*EXERCISE REQUIREMENTS*. Pick out each line containing the string "Lines".

begin RECORDED INFORMATION

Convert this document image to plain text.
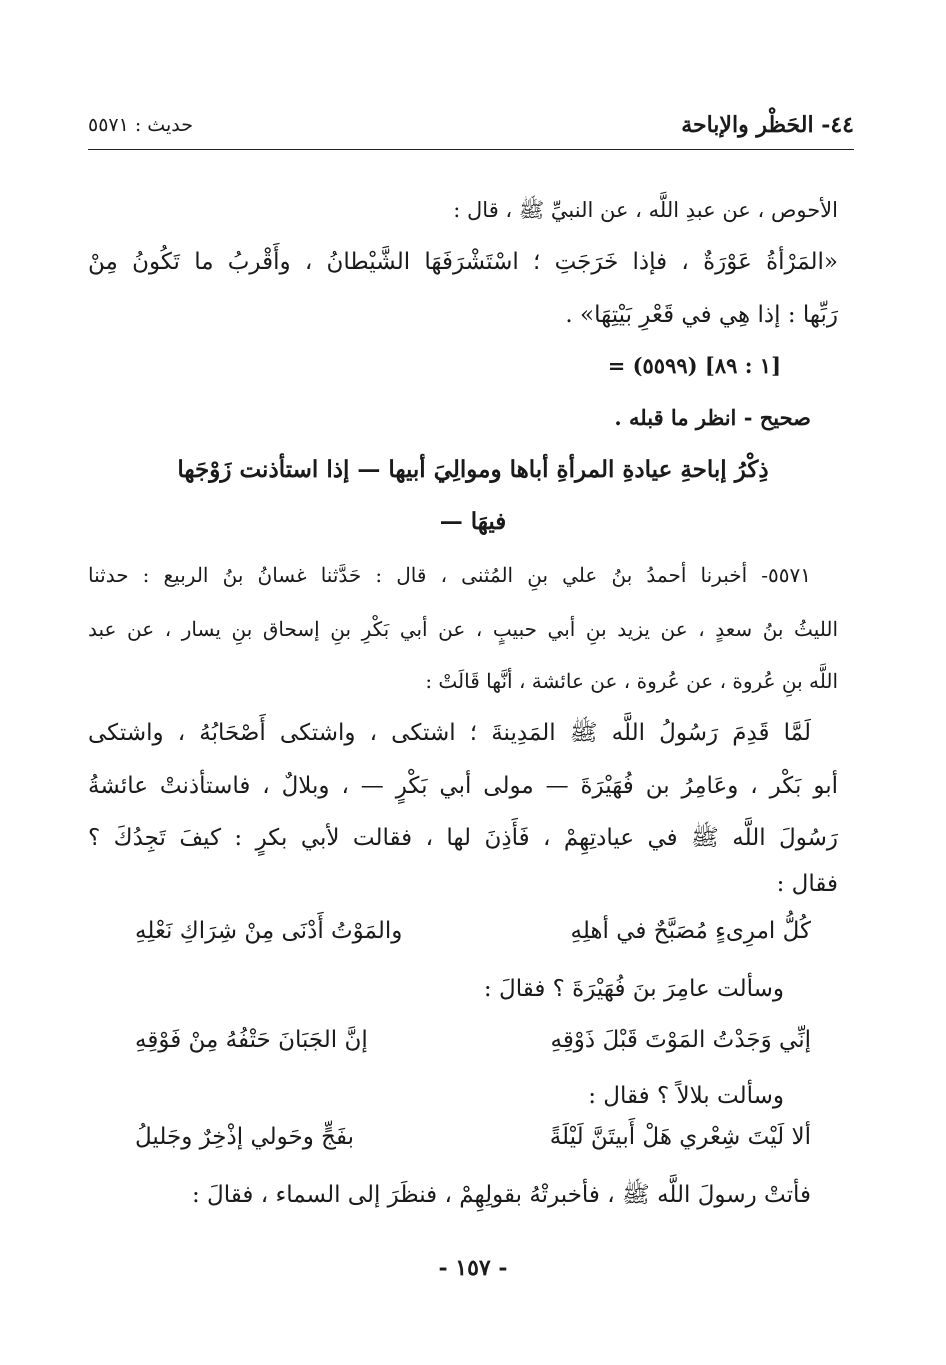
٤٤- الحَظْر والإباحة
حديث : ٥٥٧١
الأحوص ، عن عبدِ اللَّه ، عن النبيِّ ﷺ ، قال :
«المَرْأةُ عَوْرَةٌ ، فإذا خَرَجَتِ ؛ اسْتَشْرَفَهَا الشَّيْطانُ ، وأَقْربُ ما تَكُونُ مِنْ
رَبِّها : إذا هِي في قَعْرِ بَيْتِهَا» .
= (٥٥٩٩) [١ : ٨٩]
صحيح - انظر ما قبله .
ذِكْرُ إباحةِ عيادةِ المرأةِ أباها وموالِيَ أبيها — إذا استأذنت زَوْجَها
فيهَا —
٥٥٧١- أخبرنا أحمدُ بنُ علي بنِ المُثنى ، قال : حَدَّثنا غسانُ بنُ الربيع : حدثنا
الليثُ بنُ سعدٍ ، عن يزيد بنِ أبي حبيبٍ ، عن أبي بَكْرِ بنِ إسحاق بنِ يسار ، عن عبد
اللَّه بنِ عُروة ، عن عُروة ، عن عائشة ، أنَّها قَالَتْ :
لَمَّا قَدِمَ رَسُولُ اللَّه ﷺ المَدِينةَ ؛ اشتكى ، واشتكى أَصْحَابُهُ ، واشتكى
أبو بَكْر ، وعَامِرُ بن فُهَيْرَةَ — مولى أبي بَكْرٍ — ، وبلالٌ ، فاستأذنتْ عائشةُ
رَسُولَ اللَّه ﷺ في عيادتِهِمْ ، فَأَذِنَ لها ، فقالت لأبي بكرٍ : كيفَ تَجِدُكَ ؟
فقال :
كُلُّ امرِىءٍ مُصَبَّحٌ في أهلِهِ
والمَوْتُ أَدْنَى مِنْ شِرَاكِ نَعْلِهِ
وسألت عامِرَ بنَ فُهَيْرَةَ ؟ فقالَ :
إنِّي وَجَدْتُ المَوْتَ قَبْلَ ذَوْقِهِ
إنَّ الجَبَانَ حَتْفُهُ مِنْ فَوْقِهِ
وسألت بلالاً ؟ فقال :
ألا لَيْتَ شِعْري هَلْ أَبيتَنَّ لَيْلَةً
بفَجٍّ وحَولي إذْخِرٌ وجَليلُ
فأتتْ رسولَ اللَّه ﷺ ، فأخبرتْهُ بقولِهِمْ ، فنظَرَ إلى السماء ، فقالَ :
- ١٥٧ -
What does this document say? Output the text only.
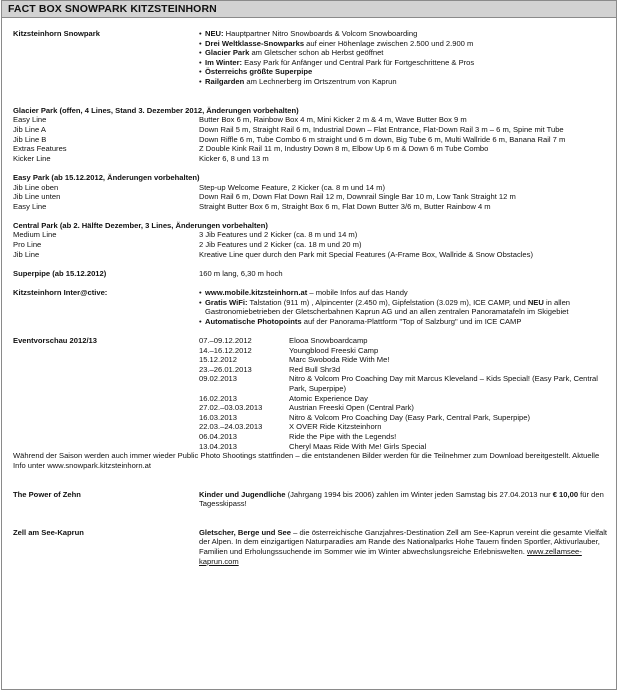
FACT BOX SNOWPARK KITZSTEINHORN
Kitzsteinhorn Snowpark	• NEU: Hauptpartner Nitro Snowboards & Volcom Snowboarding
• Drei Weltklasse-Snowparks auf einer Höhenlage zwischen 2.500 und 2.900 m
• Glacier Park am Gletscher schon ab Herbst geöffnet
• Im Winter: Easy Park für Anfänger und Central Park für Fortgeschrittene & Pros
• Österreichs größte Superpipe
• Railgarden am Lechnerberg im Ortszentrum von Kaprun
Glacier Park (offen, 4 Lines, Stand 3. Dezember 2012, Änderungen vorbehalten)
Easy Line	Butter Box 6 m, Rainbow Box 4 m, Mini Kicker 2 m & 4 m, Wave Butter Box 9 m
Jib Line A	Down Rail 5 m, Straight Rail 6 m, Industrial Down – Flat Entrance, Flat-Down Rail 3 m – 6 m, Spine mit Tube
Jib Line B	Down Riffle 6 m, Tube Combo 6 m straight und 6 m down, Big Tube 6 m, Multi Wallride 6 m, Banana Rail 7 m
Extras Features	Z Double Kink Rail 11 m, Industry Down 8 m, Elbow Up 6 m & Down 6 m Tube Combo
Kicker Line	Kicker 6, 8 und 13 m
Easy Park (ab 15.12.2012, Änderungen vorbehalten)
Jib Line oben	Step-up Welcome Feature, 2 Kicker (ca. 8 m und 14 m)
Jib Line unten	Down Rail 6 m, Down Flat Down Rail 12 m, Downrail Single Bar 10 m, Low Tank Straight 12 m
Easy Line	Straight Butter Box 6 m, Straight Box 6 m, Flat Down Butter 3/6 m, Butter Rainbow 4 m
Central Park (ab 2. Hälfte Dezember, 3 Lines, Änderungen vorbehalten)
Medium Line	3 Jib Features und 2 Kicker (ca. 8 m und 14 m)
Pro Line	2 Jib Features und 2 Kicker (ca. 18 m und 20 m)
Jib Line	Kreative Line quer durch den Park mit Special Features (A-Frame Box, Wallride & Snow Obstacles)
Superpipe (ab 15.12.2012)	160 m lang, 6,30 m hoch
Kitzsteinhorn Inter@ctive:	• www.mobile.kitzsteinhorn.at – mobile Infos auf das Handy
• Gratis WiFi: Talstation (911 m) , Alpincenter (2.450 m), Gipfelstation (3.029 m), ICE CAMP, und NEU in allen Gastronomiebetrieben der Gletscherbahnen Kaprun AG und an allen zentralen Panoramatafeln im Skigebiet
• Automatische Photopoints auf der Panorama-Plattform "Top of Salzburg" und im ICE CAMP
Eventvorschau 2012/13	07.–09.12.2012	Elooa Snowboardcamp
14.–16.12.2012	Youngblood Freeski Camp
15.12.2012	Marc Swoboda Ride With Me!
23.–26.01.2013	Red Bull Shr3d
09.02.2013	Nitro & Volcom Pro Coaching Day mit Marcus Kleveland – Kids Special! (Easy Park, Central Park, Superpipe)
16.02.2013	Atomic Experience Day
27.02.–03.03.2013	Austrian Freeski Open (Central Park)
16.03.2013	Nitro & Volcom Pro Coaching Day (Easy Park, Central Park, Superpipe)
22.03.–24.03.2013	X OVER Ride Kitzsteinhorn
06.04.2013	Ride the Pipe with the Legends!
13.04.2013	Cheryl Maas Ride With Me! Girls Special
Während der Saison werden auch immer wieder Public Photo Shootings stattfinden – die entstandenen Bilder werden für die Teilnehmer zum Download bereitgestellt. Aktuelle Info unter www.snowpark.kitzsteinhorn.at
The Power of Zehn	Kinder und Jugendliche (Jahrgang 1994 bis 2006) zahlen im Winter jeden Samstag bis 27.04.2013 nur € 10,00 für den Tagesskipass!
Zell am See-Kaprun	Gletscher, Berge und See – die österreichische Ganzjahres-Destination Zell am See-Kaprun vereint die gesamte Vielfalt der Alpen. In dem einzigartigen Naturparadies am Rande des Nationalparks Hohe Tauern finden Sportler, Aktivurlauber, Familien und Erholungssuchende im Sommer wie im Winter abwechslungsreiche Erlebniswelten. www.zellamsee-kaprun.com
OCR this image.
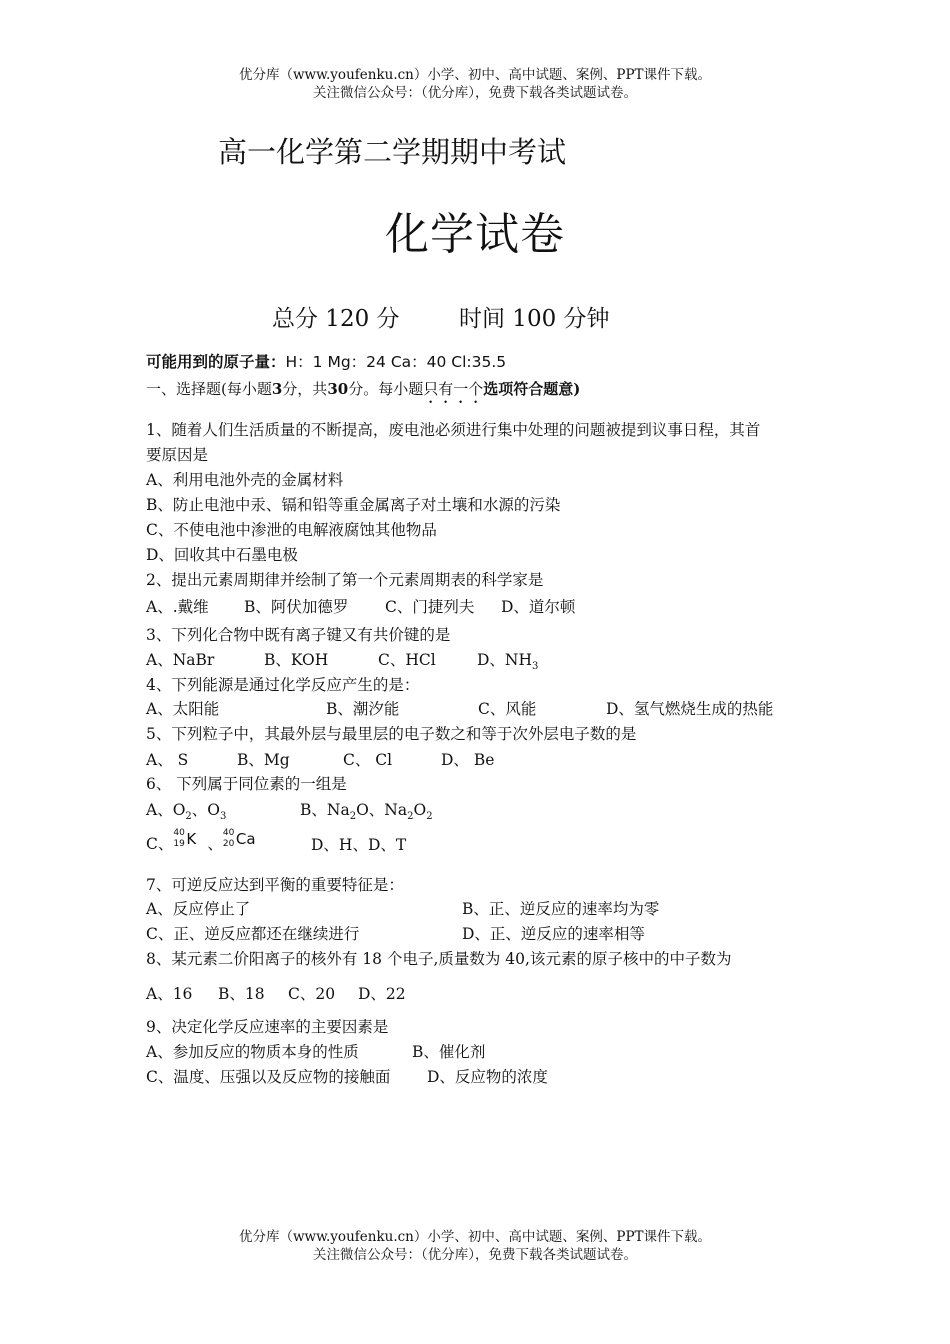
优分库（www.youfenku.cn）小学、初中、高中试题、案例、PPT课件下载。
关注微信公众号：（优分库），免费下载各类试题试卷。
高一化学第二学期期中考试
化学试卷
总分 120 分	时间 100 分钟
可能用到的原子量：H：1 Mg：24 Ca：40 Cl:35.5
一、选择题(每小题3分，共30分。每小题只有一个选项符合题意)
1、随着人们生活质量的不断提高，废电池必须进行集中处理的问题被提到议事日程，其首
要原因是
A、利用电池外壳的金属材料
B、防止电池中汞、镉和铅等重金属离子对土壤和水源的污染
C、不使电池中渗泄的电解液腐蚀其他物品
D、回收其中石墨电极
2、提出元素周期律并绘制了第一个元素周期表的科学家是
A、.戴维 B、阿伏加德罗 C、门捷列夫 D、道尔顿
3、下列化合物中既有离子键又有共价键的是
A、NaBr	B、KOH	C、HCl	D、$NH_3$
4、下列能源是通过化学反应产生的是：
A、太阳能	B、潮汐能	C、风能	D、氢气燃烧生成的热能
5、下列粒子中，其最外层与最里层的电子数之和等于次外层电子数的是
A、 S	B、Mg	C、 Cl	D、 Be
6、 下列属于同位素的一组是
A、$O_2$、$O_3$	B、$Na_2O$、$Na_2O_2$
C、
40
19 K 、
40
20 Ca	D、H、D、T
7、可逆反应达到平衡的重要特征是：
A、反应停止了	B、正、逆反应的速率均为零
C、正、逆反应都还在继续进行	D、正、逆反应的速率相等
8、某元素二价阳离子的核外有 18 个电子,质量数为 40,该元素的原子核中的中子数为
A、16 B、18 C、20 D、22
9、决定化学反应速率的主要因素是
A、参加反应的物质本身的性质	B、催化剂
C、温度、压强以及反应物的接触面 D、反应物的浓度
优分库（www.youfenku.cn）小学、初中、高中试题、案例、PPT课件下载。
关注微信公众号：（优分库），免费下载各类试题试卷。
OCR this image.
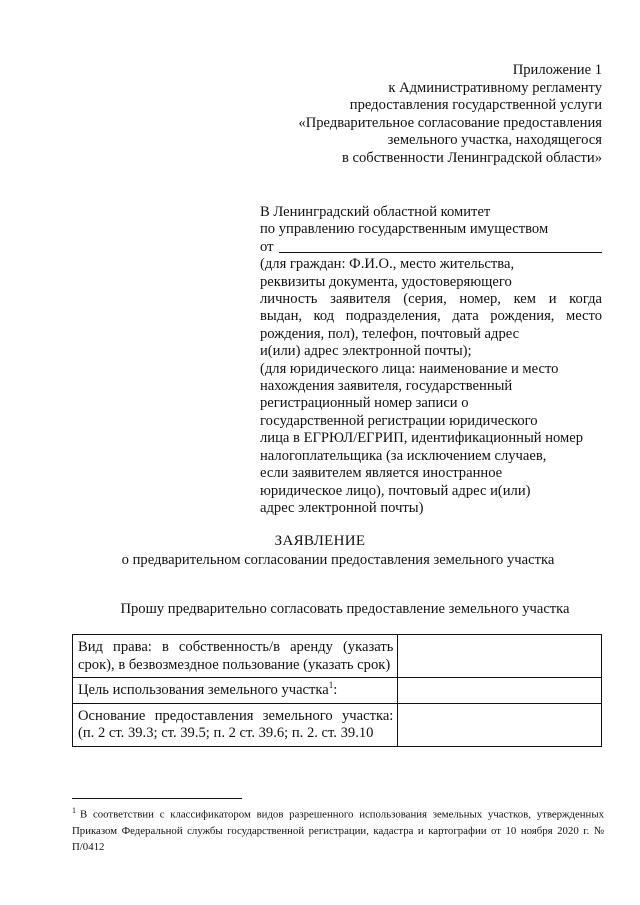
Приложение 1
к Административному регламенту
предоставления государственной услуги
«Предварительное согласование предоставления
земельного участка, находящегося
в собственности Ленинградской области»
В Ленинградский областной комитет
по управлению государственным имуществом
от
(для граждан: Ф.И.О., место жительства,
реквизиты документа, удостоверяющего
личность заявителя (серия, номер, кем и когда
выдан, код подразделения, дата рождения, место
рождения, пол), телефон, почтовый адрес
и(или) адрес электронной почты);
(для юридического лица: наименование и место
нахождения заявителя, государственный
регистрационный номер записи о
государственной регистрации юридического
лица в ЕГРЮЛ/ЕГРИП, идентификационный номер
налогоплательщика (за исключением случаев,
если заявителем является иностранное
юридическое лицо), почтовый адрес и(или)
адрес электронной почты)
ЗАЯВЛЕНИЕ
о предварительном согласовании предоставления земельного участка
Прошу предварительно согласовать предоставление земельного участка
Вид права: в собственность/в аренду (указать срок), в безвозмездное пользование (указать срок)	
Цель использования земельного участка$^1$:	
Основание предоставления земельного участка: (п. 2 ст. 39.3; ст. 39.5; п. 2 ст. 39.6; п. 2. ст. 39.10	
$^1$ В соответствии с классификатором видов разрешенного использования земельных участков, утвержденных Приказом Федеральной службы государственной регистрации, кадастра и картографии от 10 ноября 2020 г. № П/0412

end RECORDED INFORMATION

*TASK SOLUTION*.
Glacier Park (offen, 4 Lines, Stand 3. Dezember 2012, Änderungen vorbehalten)
Central Park (ab 2. Hälfte Dezember, 3 Lines, Änderungen vorbehalten)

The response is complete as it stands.